» **Tasks and exercises**
**A)** In the forum post about MySQL, PDFs and text mining, which operating system does the poster say they are working on?
**B)** Proceed with the forum post about MySQL, PDFs and text mining, writing on from its final sentence.

» **Document excerpt**
......
Pages: [1]
  Print  
Author Topic: MySQL, PDFs and text mining  (Read 4440 times)
Patrick
Guest
« on: November 28, 2008, 05:41:18 PM »

Yep,
 
I know it's a bit a weird title but here comes the origin of it. I got a rather large repository of documents (most PDFs, some HTMLs and some TXT files) and they are stored within a database (yes, a single field of every record of my table contains a whole PDF besides some fields describing the doctype, language, origin and a label). The reason that a database keeps the files instead of a filesystem is given by the fact that we want to enable access from outside to the files using some simple PhP files.
This database will contain a the end also some properties gathered with RM concerning these PDFs...
 
 
However, we want also to explore all PDFs and look which are 'familiar' and which are not (yes, using RM and the WVTool thus).
The problem now is this:
1/ Accessing a MySQL database from within RM is a piece of cake (thank you RM-developpers!), saying which field to pick as well.
2/ Using the WVTool on a directory of PDFs is easy as well
 
But... is there a way to forward the MySQL stream (containing the PDFs actually) to the TextInput Method of the WVTool and make the WVTool use these fields of the different records as files ? Or do I need to use another method than TextInput to perform this task.
 
Thus in summary: how can I replace the directory or URL input option by a kind of ExampleSet input option ?
 
BTW, I'm working on a Linux FC8 system if this can help to solve/circumvent this problem.
All help is greatly appreciated.
......
» **Dataset extract**
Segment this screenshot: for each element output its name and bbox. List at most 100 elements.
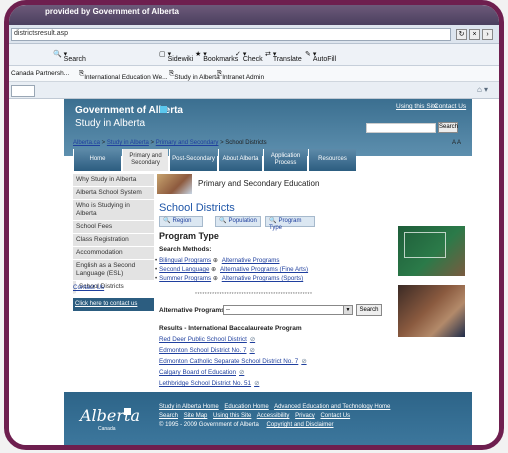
......
» **Answers per task**
**A)** Linux FC8

**B)**
(A possible solution will be to start from PDFs on a filesystem and load them together with the gathered data into the MySQL database using RM, but I want to avoid this solution, because we are working in a project with different teams, some offer the data (PDFs, TXTs, ..), I'm doing the text mining, and still others will use the outcome. Hence a web-accessible database is to be preferred over a file-system...)
 
Best,
Patrick
Logged
Tobias Malbrecht
Global Moderator
Sr. Member
*****
Posts: 293



WWW
« Reply #1 on: November 28, 2008, 05:44:15 PM »

Hi Patrick,

But... is there a way to forward the MySQL stream (containing the PDFs actually) to the TextInput Method of the WVTool and make the WVTool use these fields of the different records as files ? Or do I need to use another method than TextInput to perform this task.
 
Thus in summary: how can I replace the directory or URL input option by a kind of ExampleSet input option ?

well, the answer is quite simple. Simply load the data into RM from the database. Check that your attributes containing the texts are loaded as string attributes. Then use the StringTextInput operator.

Hope that helps,
Tobias
Logged

Tobias Malbrecht
Director of Product Marketing
RapidMiner
pdemaziere
Newbie
*
Posts: 2


« Reply #2 on: November 30, 2008, 10:03:39 AM »

Hello Tobias,

It still won't work, I get an error when I try what you suggest.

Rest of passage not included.